WRITTEN PROBLEM:
Read the lines that follow and pick out every one containing the word "Hortaleza".

Data entries
________________________________________

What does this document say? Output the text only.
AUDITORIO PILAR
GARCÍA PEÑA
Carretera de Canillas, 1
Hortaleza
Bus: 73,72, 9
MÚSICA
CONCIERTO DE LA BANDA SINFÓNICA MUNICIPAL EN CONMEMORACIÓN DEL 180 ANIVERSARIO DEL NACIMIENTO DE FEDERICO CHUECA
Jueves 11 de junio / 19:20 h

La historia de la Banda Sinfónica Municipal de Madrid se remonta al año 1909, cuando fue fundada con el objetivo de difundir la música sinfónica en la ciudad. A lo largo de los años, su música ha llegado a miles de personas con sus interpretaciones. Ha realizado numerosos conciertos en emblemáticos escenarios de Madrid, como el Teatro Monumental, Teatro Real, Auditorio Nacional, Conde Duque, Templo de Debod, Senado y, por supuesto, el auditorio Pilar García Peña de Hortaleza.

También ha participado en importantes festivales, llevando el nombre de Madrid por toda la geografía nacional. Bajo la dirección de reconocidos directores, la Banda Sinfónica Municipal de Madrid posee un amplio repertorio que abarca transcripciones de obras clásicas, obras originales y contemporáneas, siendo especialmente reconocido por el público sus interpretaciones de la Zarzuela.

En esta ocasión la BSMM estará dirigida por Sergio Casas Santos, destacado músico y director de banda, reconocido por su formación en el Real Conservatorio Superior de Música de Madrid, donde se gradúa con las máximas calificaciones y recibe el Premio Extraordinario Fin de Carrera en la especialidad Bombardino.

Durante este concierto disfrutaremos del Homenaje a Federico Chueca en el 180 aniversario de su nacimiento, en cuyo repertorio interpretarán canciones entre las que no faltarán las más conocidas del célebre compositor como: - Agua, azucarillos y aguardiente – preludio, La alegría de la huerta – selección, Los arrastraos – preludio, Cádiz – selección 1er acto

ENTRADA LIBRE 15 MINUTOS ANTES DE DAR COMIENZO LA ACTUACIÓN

________________________________________

SOLUTION BELOW:
Hortaleza
La historia de la Banda Sinfónica Municipal de Madrid se remonta al año 1909, cuando fue fundada con el objetivo de difundir la música sinfónica en la ciudad. A lo largo de los años, su música ha llegado a miles de personas con sus interpretaciones. Ha realizado numerosos conciertos en emblemáticos escenarios de Madrid, como el Teatro Monumental, Teatro Real, Auditorio Nacional, Conde Duque, Templo de Debod, Senado y, por supuesto, el auditorio Pilar García Peña de Hortaleza.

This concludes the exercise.